- [REQUIRED WORK]: Give every line below again, exactly.
-=-=-=-=-
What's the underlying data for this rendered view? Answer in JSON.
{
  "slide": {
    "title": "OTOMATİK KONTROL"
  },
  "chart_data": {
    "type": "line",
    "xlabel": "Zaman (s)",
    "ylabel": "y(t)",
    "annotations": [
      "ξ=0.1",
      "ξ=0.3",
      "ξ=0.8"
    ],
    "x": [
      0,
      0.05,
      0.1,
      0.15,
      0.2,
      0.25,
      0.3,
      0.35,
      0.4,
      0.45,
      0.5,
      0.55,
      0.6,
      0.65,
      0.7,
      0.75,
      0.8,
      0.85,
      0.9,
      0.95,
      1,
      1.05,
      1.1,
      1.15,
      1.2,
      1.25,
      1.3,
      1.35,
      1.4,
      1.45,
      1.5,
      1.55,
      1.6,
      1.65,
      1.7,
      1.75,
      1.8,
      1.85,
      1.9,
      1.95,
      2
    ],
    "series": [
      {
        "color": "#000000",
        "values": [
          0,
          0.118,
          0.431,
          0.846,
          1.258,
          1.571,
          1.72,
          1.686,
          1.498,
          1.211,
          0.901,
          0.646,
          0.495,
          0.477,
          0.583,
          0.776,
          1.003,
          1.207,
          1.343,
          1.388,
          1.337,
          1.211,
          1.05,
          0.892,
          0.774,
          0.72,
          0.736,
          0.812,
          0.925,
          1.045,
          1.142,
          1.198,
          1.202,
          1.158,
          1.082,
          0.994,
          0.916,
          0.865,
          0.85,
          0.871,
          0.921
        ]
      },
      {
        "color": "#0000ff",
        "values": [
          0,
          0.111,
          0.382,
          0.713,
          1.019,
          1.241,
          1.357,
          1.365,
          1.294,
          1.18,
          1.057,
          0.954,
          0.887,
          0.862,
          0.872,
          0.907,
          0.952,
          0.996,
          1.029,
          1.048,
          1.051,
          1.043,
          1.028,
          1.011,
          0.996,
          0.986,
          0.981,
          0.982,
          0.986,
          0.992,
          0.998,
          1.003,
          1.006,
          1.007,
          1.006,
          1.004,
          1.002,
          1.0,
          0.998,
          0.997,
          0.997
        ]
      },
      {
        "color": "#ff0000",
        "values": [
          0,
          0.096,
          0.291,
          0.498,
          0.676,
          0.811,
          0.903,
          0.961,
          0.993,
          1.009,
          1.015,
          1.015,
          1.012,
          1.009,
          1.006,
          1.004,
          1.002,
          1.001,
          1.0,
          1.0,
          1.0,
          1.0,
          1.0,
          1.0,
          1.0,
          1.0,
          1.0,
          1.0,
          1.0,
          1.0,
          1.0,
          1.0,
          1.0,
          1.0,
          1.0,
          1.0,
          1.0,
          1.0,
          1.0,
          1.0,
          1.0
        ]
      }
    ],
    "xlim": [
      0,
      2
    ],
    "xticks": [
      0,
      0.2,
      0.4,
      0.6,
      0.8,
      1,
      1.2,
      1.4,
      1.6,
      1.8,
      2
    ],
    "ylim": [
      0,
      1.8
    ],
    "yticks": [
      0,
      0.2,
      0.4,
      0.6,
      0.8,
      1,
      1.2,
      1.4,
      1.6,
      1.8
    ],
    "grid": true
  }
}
-=-=-=-=-
- [COMPLETED TASK]:
What's the underlying data for this rendered view? Answer in JSON.
{
  "slide": {
    "title": "OTOMATİK KONTROL"
  },
  "chart_data": {
    "type": "line",
    "xlabel": "Zaman (s)",
    "ylabel": "y(t)",
    "annotations": [
      "ξ=0.1",
      "ξ=0.3",
      "ξ=0.8"
    ],
    "x": [
      0,
      0.05,
      0.1,
      0.15,
      0.2,
      0.25,
      0.3,
      0.35,
      0.4,
      0.45,
      0.5,
      0.55,
      0.6,
      0.65,
      0.7,
      0.75,
      0.8,
      0.85,
      0.9,
      0.95,
      1,
      1.05,
      1.1,
      1.15,
      1.2,
      1.25,
      1.3,
      1.35,
      1.4,
      1.45,
      1.5,
      1.55,
      1.6,
      1.65,
      1.7,
      1.75,
      1.8,
      1.85,
      1.9,
      1.95,
      2
    ],
    "series": [
      {
        "color": "#000000",
        "values": [
          0,
          0.118,
          0.431,
          0.846,
          1.258,
          1.571,
          1.72,
          1.686,
          1.498,
          1.211,
          0.901,
          0.646,
          0.495,
          0.477,
          0.583,
          0.776,
          1.003,
          1.207,
          1.343,
          1.388,
          1.337,
          1.211,
          1.05,
          0.892,
          0.774,
          0.72,
          0.736,
          0.812,
          0.925,
          1.045,
          1.142,
          1.198,
          1.202,
          1.158,
          1.082,
          0.994,
          0.916,
          0.865,
          0.85,
          0.871,
          0.921
        ]
      },
      {
        "color": "#0000ff",
        "values": [
          0,
          0.111,
          0.382,
          0.713,
          1.019,
          1.241,
          1.357,
          1.365,
          1.294,
          1.18,
          1.057,
          0.954,
          0.887,
          0.862,
          0.872,
          0.907,
          0.952,
          0.996,
          1.029,
          1.048,
          1.051,
          1.043,
          1.028,
          1.011,
          0.996,
          0.986,
          0.981,
          0.982,
          0.986,
          0.992,
          0.998,
          1.003,
          1.006,
          1.007,
          1.006,
          1.004,
          1.002,
          1.0,
          0.998,
          0.997,
          0.997
        ]
      },
      {
        "color": "#ff0000",
        "values": [
          0,
          0.096,
          0.291,
          0.498,
          0.676,
          0.811,
          0.903,
          0.961,
          0.993,
          1.009,
          1.015,
          1.015,
          1.012,
          1.009,
          1.006,
          1.004,
          1.002,
          1.001,
          1.0,
          1.0,
          1.0,
          1.0,
          1.0,
          1.0,
          1.0,
          1.0,
          1.0,
          1.0,
          1.0,
          1.0,
          1.0,
          1.0,
          1.0,
          1.0,
          1.0,
          1.0,
          1.0,
          1.0,
          1.0,
          1.0,
          1.0
        ]
      }
    ],
    "xlim": [
      0,
      2
    ],
    "xticks": [
      0,
      0.2,
      0.4,
      0.6,
      0.8,
      1,
      1.2,
      1.4,
      1.6,
      1.8,
      2
    ],
    "ylim": [
      0,
      1.8
    ],
    "yticks": [
      0,
      0.2,
      0.4,
      0.6,
      0.8,
      1,
      1.2,
      1.4,
      1.6,
      1.8
    ],
    "grid": true
  }
}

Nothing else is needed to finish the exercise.